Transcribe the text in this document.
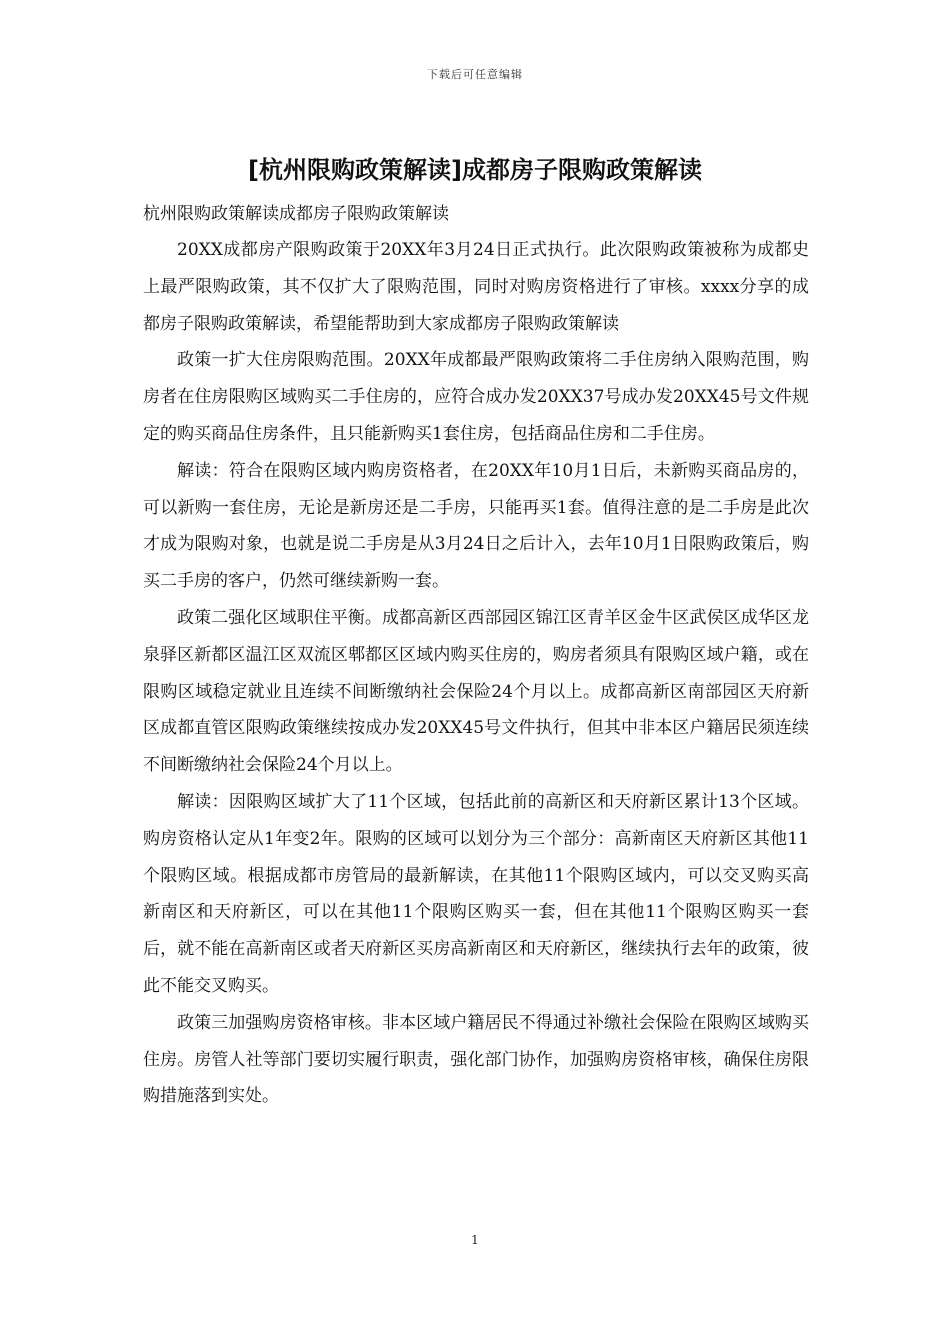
下载后可任意编辑
[杭州限购政策解读]成都房子限购政策解读

杭州限购政策解读成都房子限购政策解读

20XX成都房产限购政策于20XX年3月24日正式执行。此次限购政策被称为成都史上最严限购政策，其不仅扩大了限购范围，同时对购房资格进行了审核。xxxx分享的成都房子限购政策解读，希望能帮助到大家成都房子限购政策解读

政策一扩大住房限购范围。20XX年成都最严限购政策将二手住房纳入限购范围，购房者在住房限购区域购买二手住房的，应符合成办发20XX37号成办发20XX45号文件规定的购买商品住房条件，且只能新购买1套住房，包括商品住房和二手住房。

解读：符合在限购区域内购房资格者，在20XX年10月1日后，未新购买商品房的，可以新购一套住房，无论是新房还是二手房，只能再买1套。值得注意的是二手房是此次才成为限购对象，也就是说二手房是从3月24日之后计入，去年10月1日限购政策后，购买二手房的客户，仍然可继续新购一套。

政策二强化区域职住平衡。成都高新区西部园区锦江区青羊区金牛区武侯区成华区龙泉驿区新都区温江区双流区郫都区区域内购买住房的，购房者须具有限购区域户籍，或在限购区域稳定就业且连续不间断缴纳社会保险24个月以上。成都高新区南部园区天府新区成都直管区限购政策继续按成办发20XX45号文件执行，但其中非本区户籍居民须连续不间断缴纳社会保险24个月以上。

解读：因限购区域扩大了11个区域，包括此前的高新区和天府新区累计13个区域。购房资格认定从1年变2年。限购的区域可以划分为三个部分：高新南区天府新区其他11个限购区域。根据成都市房管局的最新解读，在其他11个限购区域内，可以交叉购买高新南区和天府新区，可以在其他11个限购区购买一套，但在其他11个限购区购买一套后，就不能在高新南区或者天府新区买房高新南区和天府新区，继续执行去年的政策，彼此不能交叉购买。

政策三加强购房资格审核。非本区域户籍居民不得通过补缴社会保险在限购区域购买住房。房管人社等部门要切实履行职责，强化部门协作，加强购房资格审核，确保住房限购措施落到实处。

1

*Aim of the exercise:* From start to finish, output the listing exactly, but omit its pictures.

*Reply:*
Transcribe the text in this document.
下载后可任意编辑
[杭州限购政策解读]成都房子限购政策解读

杭州限购政策解读成都房子限购政策解读

20XX成都房产限购政策于20XX年3月24日正式执行。此次限购政策被称为成都史上最严限购政策，其不仅扩大了限购范围，同时对购房资格进行了审核。xxxx分享的成都房子限购政策解读，希望能帮助到大家成都房子限购政策解读

政策一扩大住房限购范围。20XX年成都最严限购政策将二手住房纳入限购范围，购房者在住房限购区域购买二手住房的，应符合成办发20XX37号成办发20XX45号文件规定的购买商品住房条件，且只能新购买1套住房，包括商品住房和二手住房。

解读：符合在限购区域内购房资格者，在20XX年10月1日后，未新购买商品房的，可以新购一套住房，无论是新房还是二手房，只能再买1套。值得注意的是二手房是此次才成为限购对象，也就是说二手房是从3月24日之后计入，去年10月1日限购政策后，购买二手房的客户，仍然可继续新购一套。

政策二强化区域职住平衡。成都高新区西部园区锦江区青羊区金牛区武侯区成华区龙泉驿区新都区温江区双流区郫都区区域内购买住房的，购房者须具有限购区域户籍，或在限购区域稳定就业且连续不间断缴纳社会保险24个月以上。成都高新区南部园区天府新区成都直管区限购政策继续按成办发20XX45号文件执行，但其中非本区户籍居民须连续不间断缴纳社会保险24个月以上。

解读：因限购区域扩大了11个区域，包括此前的高新区和天府新区累计13个区域。购房资格认定从1年变2年。限购的区域可以划分为三个部分：高新南区天府新区其他11个限购区域。根据成都市房管局的最新解读，在其他11个限购区域内，可以交叉购买高新南区和天府新区，可以在其他11个限购区购买一套，但在其他11个限购区购买一套后，就不能在高新南区或者天府新区买房高新南区和天府新区，继续执行去年的政策，彼此不能交叉购买。

政策三加强购房资格审核。非本区域户籍居民不得通过补缴社会保险在限购区域购买住房。房管人社等部门要切实履行职责，强化部门协作，加强购房资格审核，确保住房限购措施落到实处。

1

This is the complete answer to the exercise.